• What the task requires:
Which lines in the material below contain the word "depth"? Copy each of them.

|---|

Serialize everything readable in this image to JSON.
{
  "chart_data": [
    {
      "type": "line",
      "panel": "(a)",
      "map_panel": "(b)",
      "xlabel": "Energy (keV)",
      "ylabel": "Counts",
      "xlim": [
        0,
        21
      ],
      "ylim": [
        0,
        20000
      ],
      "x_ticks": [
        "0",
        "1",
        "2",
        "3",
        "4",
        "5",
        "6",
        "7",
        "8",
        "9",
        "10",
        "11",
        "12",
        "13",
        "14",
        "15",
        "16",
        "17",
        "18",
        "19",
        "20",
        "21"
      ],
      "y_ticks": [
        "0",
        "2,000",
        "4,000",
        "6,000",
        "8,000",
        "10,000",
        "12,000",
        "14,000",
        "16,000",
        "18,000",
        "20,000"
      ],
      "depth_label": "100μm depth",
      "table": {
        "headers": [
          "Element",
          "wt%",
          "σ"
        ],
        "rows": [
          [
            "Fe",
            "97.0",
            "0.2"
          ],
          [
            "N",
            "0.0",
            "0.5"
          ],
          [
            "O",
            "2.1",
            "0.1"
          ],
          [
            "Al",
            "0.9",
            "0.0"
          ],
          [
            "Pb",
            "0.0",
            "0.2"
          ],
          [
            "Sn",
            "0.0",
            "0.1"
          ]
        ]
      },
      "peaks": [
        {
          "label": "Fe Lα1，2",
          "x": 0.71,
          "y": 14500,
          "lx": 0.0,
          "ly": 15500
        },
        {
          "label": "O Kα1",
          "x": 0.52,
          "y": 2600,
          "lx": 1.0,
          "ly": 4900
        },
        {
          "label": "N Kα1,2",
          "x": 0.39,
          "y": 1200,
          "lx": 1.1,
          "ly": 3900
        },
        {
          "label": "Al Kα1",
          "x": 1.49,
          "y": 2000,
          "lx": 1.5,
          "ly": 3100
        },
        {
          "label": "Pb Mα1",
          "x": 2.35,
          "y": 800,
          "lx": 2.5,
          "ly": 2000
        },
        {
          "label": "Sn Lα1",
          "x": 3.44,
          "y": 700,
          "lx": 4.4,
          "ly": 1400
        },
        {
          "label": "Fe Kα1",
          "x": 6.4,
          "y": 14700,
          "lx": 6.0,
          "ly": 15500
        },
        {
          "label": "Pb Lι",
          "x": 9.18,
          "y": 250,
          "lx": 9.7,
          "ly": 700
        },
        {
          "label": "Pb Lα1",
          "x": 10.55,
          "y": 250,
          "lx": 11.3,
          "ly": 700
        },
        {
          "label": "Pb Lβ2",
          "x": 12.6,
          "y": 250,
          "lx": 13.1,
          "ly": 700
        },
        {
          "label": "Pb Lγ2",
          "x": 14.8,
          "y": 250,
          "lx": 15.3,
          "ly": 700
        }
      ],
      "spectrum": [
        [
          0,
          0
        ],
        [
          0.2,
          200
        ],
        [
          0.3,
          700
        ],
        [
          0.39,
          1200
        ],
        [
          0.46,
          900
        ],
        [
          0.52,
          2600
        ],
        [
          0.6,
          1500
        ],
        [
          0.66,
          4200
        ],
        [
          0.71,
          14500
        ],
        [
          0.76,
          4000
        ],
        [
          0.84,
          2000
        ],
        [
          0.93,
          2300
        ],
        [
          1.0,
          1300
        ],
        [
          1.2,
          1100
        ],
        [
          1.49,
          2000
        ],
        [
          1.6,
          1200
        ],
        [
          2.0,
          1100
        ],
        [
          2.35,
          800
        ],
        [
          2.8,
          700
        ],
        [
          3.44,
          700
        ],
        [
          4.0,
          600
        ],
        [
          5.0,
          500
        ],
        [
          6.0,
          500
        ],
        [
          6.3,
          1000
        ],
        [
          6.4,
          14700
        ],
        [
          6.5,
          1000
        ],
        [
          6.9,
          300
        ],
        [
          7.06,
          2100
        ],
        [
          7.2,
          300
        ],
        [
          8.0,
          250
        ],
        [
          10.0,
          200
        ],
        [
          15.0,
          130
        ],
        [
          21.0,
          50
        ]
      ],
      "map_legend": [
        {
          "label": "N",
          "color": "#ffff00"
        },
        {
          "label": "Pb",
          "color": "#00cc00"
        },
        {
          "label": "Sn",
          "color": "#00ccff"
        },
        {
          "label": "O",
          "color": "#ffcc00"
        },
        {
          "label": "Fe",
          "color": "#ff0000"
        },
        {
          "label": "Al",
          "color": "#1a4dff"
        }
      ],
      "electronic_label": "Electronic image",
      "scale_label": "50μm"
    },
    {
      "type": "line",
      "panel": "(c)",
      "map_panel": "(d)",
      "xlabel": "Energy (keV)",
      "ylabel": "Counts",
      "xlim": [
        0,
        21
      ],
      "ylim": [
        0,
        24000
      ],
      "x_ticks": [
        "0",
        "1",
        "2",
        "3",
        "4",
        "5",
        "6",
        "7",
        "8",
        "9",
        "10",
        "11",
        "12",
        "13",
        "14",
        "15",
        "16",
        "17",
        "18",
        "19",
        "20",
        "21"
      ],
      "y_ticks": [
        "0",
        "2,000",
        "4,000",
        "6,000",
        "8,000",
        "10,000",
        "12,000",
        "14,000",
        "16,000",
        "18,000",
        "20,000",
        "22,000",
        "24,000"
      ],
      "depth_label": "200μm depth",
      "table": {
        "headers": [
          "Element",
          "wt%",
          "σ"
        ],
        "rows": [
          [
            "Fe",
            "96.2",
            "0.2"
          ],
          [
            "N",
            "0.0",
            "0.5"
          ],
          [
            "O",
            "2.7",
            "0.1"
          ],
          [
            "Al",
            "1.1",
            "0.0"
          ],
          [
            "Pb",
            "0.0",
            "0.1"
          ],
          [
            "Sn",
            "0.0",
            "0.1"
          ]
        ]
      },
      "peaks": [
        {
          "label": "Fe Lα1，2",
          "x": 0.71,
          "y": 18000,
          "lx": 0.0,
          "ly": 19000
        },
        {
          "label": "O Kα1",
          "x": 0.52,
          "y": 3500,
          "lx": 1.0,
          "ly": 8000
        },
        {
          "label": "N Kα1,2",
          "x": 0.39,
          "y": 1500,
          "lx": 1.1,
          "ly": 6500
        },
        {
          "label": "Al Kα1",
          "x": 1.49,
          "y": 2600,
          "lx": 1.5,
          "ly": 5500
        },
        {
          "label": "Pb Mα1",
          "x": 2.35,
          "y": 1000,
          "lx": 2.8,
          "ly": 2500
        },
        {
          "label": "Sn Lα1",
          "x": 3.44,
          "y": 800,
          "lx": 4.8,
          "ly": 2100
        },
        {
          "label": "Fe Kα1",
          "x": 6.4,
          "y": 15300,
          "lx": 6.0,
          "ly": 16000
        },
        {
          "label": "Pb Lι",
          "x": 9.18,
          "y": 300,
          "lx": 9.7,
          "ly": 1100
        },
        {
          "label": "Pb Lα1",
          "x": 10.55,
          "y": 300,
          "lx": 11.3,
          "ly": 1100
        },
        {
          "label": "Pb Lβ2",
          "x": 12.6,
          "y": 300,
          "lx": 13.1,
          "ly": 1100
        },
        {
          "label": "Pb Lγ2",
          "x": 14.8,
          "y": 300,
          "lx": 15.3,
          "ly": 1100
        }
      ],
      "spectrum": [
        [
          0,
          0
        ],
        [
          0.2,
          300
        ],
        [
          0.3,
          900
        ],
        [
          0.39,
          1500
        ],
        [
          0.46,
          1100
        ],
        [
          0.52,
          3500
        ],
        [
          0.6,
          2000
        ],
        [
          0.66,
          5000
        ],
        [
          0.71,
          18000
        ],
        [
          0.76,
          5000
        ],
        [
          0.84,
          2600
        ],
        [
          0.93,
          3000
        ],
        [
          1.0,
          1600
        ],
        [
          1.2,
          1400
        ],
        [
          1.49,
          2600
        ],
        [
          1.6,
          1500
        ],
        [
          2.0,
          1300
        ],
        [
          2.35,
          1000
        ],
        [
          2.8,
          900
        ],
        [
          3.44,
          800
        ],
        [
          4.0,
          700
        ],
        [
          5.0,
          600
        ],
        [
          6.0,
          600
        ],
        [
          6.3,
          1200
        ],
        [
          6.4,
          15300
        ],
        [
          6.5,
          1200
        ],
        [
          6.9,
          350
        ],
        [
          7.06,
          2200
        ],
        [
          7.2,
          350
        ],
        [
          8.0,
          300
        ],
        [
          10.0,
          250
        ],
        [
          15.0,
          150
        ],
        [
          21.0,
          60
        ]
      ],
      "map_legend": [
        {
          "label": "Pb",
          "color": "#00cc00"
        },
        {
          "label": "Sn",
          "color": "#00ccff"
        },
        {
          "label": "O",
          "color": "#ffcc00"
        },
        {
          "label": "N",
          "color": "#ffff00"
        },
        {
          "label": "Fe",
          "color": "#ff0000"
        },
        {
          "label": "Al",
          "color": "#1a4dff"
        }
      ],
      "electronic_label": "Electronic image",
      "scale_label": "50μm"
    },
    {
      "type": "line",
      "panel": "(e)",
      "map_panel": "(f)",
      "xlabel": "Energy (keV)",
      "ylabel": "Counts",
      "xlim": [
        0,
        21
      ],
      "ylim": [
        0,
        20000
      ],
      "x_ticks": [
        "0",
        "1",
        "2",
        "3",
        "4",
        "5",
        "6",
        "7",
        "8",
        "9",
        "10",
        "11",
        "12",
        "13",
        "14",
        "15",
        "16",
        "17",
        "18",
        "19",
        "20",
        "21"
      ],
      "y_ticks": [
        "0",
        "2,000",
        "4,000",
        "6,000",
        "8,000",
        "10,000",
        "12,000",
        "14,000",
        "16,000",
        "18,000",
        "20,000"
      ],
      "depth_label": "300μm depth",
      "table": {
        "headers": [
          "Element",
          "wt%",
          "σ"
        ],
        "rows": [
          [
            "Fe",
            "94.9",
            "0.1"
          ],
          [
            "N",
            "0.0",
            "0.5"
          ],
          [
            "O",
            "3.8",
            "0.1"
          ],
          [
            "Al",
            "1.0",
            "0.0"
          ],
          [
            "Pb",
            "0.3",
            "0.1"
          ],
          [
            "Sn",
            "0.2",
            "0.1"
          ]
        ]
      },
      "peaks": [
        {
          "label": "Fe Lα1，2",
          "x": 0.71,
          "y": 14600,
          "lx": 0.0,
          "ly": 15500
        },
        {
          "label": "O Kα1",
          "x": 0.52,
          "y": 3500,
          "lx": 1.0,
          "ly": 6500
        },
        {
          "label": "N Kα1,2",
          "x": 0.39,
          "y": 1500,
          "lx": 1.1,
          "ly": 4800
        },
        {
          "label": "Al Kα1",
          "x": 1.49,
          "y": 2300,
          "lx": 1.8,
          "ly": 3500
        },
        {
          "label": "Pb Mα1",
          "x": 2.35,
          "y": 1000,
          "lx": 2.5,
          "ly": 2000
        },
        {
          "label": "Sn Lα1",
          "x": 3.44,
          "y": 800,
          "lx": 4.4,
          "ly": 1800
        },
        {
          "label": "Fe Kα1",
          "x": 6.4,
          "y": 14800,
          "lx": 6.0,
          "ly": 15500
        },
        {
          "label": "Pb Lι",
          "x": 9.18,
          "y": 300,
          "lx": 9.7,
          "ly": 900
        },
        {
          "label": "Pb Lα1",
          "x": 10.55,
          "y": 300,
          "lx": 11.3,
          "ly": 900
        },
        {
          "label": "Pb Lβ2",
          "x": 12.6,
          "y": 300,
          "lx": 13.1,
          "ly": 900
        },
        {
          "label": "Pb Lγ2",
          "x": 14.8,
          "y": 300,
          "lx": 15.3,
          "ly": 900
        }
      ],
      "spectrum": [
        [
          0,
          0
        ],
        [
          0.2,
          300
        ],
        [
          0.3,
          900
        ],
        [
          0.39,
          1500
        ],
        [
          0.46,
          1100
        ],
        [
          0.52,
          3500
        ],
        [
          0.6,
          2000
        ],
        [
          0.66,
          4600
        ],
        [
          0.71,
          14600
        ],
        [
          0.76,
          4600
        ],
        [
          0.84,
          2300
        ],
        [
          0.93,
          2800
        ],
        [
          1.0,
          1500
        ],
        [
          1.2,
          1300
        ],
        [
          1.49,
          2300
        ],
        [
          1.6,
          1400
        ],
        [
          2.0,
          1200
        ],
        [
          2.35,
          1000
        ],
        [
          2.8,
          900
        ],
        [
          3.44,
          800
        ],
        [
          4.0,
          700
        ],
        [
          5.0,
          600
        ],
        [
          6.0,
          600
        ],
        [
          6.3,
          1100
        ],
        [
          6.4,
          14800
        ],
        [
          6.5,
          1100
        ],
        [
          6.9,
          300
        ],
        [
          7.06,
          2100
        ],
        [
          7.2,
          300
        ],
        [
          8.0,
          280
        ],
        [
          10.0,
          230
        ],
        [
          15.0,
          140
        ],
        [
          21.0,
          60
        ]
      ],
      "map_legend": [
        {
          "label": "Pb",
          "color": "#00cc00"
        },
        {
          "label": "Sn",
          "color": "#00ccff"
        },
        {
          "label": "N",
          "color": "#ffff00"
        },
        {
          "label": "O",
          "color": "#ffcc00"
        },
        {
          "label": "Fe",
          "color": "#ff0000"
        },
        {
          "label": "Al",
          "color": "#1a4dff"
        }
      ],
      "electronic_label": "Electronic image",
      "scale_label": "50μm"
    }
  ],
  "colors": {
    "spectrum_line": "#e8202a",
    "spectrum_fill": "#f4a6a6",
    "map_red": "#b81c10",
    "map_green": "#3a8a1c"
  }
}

|---|

• Solution to the problem:
      "depth_label": "100μm depth",
      "depth_label": "200μm depth",
      "depth_label": "300μm depth",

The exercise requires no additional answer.